[start]

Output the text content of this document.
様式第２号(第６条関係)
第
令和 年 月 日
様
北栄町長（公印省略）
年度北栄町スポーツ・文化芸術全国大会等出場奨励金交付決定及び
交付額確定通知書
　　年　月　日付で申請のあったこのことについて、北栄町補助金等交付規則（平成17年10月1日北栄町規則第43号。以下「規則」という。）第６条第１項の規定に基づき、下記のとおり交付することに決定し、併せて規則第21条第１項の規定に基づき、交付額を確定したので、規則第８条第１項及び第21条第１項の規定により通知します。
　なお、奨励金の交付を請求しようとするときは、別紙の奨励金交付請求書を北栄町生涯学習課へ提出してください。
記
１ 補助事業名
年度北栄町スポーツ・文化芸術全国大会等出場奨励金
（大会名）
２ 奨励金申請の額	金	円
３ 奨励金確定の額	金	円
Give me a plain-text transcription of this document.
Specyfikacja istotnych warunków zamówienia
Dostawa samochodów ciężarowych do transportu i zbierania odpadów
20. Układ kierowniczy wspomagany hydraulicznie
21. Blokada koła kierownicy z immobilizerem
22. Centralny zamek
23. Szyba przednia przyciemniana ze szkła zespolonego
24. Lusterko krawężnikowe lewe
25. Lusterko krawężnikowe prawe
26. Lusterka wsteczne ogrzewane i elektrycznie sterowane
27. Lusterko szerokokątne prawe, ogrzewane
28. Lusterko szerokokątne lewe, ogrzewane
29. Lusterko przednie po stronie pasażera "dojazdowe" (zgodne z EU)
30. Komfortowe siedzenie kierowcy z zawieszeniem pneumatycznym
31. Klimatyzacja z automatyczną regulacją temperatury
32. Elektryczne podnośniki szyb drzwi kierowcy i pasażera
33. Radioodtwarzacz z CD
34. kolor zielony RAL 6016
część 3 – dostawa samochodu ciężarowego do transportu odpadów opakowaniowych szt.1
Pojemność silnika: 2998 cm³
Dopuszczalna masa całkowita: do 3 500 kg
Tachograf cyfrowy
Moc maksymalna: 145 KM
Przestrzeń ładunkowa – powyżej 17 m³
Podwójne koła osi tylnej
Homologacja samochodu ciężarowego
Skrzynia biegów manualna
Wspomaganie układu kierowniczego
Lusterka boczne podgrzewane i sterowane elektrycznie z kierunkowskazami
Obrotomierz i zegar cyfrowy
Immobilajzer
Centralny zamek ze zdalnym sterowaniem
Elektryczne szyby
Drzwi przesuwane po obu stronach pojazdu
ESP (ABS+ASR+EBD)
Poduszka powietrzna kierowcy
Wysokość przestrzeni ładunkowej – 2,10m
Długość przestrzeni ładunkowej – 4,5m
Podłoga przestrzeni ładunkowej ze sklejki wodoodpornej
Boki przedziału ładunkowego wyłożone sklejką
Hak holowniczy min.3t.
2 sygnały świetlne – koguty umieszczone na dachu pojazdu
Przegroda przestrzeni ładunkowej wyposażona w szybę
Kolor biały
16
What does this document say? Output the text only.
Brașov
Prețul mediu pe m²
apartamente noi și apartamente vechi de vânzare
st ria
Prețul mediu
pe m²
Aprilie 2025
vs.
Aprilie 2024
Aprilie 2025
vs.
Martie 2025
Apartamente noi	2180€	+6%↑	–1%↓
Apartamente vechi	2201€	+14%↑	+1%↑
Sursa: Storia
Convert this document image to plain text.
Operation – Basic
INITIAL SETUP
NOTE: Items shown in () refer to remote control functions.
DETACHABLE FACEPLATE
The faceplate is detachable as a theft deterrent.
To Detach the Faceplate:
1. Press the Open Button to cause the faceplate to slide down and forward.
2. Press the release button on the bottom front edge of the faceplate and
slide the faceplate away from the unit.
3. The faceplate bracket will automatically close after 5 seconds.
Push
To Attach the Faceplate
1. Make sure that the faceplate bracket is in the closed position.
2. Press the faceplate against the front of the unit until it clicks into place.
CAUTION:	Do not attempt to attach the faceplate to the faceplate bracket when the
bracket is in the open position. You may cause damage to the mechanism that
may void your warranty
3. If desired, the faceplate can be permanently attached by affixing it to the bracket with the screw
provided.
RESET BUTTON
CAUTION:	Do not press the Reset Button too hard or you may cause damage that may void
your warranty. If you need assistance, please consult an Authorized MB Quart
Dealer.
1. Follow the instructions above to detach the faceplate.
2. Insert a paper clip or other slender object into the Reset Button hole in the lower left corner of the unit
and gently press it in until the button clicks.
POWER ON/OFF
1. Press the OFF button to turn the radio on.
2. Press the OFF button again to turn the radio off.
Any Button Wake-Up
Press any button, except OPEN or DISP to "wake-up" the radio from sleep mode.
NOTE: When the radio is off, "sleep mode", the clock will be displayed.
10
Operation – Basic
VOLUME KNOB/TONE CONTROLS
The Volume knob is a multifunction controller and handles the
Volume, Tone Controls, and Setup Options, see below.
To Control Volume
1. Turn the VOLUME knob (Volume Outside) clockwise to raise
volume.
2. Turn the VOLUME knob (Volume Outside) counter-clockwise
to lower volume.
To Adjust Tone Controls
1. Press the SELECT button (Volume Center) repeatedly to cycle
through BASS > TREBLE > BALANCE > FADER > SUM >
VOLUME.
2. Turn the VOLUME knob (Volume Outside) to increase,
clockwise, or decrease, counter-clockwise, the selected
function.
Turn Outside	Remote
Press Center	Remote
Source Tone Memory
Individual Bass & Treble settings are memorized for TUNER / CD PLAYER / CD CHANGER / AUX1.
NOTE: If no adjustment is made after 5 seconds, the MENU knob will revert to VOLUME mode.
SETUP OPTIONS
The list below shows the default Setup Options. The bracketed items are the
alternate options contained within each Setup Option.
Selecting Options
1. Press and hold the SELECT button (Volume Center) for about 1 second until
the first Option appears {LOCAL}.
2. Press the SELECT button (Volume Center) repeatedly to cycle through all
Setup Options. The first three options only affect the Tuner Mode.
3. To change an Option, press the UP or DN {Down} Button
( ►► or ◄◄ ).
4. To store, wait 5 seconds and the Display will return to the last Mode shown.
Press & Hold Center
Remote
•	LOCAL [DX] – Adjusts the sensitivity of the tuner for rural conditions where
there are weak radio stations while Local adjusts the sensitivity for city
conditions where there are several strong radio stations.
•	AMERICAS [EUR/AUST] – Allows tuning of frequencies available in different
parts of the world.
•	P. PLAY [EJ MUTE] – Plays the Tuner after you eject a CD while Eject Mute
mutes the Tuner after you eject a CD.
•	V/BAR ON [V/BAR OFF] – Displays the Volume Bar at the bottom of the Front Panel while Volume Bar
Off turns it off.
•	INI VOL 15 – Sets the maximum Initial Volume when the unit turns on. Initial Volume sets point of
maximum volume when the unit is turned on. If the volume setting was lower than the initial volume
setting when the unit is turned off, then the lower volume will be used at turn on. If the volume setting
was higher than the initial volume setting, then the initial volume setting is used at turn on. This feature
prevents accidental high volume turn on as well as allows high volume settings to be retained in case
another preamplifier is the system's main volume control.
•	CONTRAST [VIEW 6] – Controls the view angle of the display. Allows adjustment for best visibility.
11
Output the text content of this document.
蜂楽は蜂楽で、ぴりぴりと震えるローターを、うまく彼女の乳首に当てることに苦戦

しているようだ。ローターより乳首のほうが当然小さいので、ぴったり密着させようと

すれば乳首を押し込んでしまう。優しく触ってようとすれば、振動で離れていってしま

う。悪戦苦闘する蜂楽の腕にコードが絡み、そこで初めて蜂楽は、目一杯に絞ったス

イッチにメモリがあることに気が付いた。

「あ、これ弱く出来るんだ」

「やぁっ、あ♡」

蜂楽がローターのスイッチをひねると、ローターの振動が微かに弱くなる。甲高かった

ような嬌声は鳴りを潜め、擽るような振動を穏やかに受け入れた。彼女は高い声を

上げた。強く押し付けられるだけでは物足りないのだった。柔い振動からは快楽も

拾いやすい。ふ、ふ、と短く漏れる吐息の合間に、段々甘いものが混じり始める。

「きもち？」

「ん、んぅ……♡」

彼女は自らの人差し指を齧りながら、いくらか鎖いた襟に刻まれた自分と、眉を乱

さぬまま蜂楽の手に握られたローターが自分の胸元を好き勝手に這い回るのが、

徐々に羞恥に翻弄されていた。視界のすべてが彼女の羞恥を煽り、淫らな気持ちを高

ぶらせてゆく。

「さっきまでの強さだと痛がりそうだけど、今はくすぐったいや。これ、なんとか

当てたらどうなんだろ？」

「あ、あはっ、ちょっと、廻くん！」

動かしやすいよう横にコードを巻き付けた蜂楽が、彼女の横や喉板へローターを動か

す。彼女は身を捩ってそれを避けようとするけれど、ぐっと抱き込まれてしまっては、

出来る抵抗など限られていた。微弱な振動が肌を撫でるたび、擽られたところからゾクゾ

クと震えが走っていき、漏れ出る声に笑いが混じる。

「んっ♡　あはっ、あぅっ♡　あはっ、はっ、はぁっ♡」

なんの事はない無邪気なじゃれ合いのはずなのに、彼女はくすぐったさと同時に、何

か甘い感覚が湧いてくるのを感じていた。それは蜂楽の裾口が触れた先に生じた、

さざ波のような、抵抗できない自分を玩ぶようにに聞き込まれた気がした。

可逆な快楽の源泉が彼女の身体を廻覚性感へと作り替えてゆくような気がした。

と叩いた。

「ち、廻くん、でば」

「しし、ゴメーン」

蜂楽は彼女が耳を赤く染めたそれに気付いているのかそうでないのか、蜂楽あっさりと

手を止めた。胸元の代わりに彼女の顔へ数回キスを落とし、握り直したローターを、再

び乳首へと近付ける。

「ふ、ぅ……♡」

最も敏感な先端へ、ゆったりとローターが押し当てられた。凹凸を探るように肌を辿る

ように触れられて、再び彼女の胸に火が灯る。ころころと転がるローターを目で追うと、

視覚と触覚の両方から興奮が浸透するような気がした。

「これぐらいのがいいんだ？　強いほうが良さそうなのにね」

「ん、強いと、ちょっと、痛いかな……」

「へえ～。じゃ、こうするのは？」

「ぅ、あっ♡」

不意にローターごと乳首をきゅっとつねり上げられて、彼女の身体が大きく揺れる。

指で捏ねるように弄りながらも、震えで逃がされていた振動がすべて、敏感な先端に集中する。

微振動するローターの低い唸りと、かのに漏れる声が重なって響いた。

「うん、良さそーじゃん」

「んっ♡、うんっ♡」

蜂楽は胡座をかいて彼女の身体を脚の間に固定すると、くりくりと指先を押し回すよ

[end]

TASK — Where a line above includes "zamek", copy that line.

EXERCISE SOLUTION —
22. Centralny zamek
Centralny zamek ze zdalnym sterowaniem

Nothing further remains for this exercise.